- Task directions: From the listing that follows, output everything exactly except the pictures.

- Stored data:

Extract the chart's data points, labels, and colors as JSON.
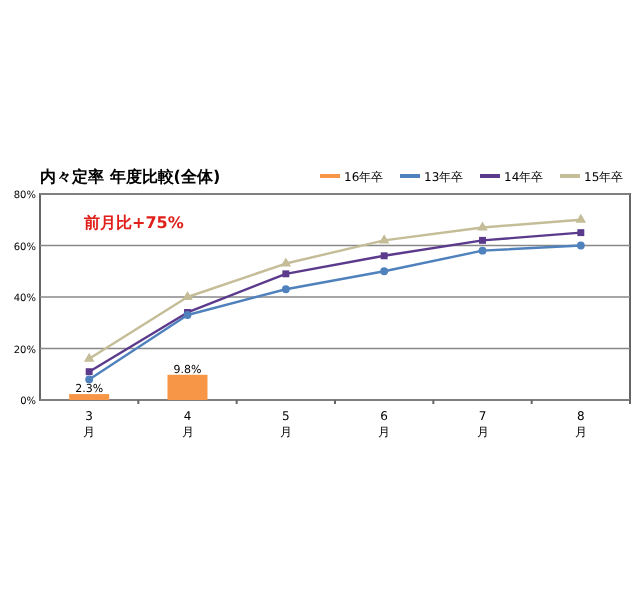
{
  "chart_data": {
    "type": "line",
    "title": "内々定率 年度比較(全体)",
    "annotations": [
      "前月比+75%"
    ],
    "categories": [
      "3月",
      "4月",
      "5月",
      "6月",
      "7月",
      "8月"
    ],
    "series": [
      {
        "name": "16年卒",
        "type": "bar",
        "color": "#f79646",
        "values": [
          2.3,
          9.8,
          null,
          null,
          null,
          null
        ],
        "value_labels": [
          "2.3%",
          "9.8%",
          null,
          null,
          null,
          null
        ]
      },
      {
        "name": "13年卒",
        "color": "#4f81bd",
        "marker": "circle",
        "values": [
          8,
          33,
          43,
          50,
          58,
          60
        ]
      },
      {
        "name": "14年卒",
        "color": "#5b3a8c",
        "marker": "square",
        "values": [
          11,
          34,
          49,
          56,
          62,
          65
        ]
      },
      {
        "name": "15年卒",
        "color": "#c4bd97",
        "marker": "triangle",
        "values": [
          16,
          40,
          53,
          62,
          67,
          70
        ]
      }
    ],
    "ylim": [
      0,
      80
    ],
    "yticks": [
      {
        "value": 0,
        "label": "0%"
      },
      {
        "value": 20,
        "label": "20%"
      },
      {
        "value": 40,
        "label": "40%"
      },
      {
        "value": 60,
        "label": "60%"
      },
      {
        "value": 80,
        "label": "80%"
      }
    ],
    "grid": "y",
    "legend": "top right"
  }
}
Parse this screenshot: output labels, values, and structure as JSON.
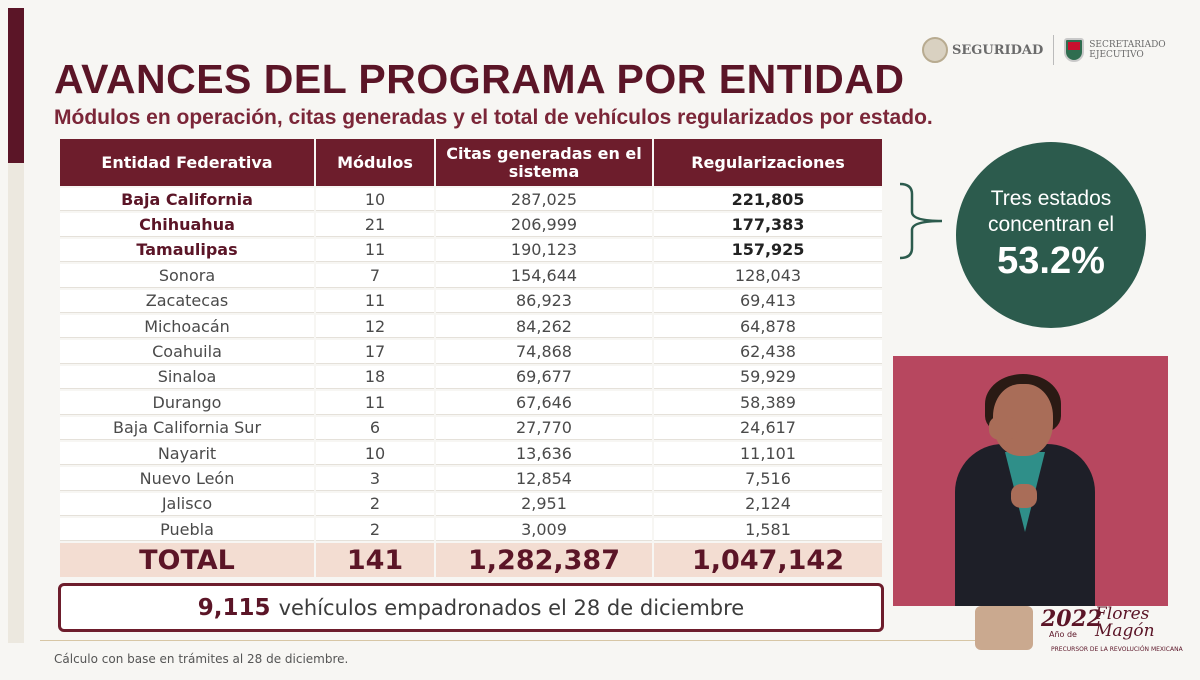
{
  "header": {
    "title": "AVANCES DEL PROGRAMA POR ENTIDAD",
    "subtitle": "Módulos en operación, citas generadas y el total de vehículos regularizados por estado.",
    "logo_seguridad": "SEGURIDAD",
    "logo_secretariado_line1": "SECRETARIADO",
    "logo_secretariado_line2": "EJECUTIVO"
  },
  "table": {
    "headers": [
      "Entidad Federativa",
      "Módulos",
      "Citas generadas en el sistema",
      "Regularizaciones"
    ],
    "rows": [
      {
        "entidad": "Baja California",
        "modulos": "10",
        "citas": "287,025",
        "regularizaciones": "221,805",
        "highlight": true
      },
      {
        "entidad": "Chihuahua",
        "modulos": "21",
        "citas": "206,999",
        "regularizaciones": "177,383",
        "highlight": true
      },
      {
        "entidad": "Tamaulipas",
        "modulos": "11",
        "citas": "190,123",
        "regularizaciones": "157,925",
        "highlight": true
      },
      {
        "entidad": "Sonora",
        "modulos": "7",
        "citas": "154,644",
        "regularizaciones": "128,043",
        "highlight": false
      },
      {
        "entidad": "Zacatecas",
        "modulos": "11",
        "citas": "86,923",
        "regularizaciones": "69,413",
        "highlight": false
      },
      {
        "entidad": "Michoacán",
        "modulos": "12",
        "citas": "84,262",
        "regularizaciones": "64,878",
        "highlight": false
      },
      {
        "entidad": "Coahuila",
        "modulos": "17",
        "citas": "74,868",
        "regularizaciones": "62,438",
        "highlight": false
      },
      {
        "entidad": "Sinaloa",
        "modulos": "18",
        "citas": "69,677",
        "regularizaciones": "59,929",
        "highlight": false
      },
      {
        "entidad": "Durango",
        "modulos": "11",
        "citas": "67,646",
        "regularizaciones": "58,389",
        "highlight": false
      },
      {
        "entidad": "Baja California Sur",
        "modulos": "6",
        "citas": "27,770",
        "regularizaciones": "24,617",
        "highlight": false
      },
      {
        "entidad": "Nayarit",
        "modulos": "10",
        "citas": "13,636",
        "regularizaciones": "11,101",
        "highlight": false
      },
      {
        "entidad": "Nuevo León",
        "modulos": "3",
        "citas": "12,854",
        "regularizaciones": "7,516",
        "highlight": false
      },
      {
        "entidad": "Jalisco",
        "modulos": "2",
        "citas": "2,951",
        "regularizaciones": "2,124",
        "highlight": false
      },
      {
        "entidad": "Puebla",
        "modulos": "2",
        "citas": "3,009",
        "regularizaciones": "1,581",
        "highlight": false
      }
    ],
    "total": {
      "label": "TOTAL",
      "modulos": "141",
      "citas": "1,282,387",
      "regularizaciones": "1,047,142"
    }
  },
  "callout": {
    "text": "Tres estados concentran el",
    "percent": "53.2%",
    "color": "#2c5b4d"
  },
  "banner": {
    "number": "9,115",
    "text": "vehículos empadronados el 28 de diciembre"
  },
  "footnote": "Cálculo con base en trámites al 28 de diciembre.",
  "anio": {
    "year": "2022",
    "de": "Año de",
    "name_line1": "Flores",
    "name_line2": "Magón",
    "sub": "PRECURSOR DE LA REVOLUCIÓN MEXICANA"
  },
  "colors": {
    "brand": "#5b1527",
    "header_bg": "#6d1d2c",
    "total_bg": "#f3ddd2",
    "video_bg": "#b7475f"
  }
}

- Full answer:
Extract the chart's data points, labels, and colors as JSON.
{
  "chart_data": {
    "type": "line",
    "title": "内々定率 年度比較(全体)",
    "annotations": [
      "前月比+75%"
    ],
    "categories": [
      "3月",
      "4月",
      "5月",
      "6月",
      "7月",
      "8月"
    ],
    "series": [
      {
        "name": "16年卒",
        "type": "bar",
        "color": "#f79646",
        "values": [
          2.3,
          9.8,
          null,
          null,
          null,
          null
        ],
        "value_labels": [
          "2.3%",
          "9.8%",
          null,
          null,
          null,
          null
        ]
      },
      {
        "name": "13年卒",
        "color": "#4f81bd",
        "marker": "circle",
        "values": [
          8,
          33,
          43,
          50,
          58,
          60
        ]
      },
      {
        "name": "14年卒",
        "color": "#5b3a8c",
        "marker": "square",
        "values": [
          11,
          34,
          49,
          56,
          62,
          65
        ]
      },
      {
        "name": "15年卒",
        "color": "#c4bd97",
        "marker": "triangle",
        "values": [
          16,
          40,
          53,
          62,
          67,
          70
        ]
      }
    ],
    "ylim": [
      0,
      80
    ],
    "yticks": [
      {
        "value": 0,
        "label": "0%"
      },
      {
        "value": 20,
        "label": "20%"
      },
      {
        "value": 40,
        "label": "40%"
      },
      {
        "value": 60,
        "label": "60%"
      },
      {
        "value": 80,
        "label": "80%"
      }
    ],
    "grid": "y",
    "legend": "top right"
  }
}
Parse this screenshot: output labels, values, and structure as JSON.
{
  "header": {
    "title": "AVANCES DEL PROGRAMA POR ENTIDAD",
    "subtitle": "Módulos en operación, citas generadas y el total de vehículos regularizados por estado.",
    "logo_seguridad": "SEGURIDAD",
    "logo_secretariado_line1": "SECRETARIADO",
    "logo_secretariado_line2": "EJECUTIVO"
  },
  "table": {
    "headers": [
      "Entidad Federativa",
      "Módulos",
      "Citas generadas en el sistema",
      "Regularizaciones"
    ],
    "rows": [
      {
        "entidad": "Baja California",
        "modulos": "10",
        "citas": "287,025",
        "regularizaciones": "221,805",
        "highlight": true
      },
      {
        "entidad": "Chihuahua",
        "modulos": "21",
        "citas": "206,999",
        "regularizaciones": "177,383",
        "highlight": true
      },
      {
        "entidad": "Tamaulipas",
        "modulos": "11",
        "citas": "190,123",
        "regularizaciones": "157,925",
        "highlight": true
      },
      {
        "entidad": "Sonora",
        "modulos": "7",
        "citas": "154,644",
        "regularizaciones": "128,043",
        "highlight": false
      },
      {
        "entidad": "Zacatecas",
        "modulos": "11",
        "citas": "86,923",
        "regularizaciones": "69,413",
        "highlight": false
      },
      {
        "entidad": "Michoacán",
        "modulos": "12",
        "citas": "84,262",
        "regularizaciones": "64,878",
        "highlight": false
      },
      {
        "entidad": "Coahuila",
        "modulos": "17",
        "citas": "74,868",
        "regularizaciones": "62,438",
        "highlight": false
      },
      {
        "entidad": "Sinaloa",
        "modulos": "18",
        "citas": "69,677",
        "regularizaciones": "59,929",
        "highlight": false
      },
      {
        "entidad": "Durango",
        "modulos": "11",
        "citas": "67,646",
        "regularizaciones": "58,389",
        "highlight": false
      },
      {
        "entidad": "Baja California Sur",
        "modulos": "6",
        "citas": "27,770",
        "regularizaciones": "24,617",
        "highlight": false
      },
      {
        "entidad": "Nayarit",
        "modulos": "10",
        "citas": "13,636",
        "regularizaciones": "11,101",
        "highlight": false
      },
      {
        "entidad": "Nuevo León",
        "modulos": "3",
        "citas": "12,854",
        "regularizaciones": "7,516",
        "highlight": false
      },
      {
        "entidad": "Jalisco",
        "modulos": "2",
        "citas": "2,951",
        "regularizaciones": "2,124",
        "highlight": false
      },
      {
        "entidad": "Puebla",
        "modulos": "2",
        "citas": "3,009",
        "regularizaciones": "1,581",
        "highlight": false
      }
    ],
    "total": {
      "label": "TOTAL",
      "modulos": "141",
      "citas": "1,282,387",
      "regularizaciones": "1,047,142"
    }
  },
  "callout": {
    "text": "Tres estados concentran el",
    "percent": "53.2%",
    "color": "#2c5b4d"
  },
  "banner": {
    "number": "9,115",
    "text": "vehículos empadronados el 28 de diciembre"
  },
  "footnote": "Cálculo con base en trámites al 28 de diciembre.",
  "anio": {
    "year": "2022",
    "de": "Año de",
    "name_line1": "Flores",
    "name_line2": "Magón",
    "sub": "PRECURSOR DE LA REVOLUCIÓN MEXICANA"
  },
  "colors": {
    "brand": "#5b1527",
    "header_bg": "#6d1d2c",
    "total_bg": "#f3ddd2",
    "video_bg": "#b7475f"
  }
}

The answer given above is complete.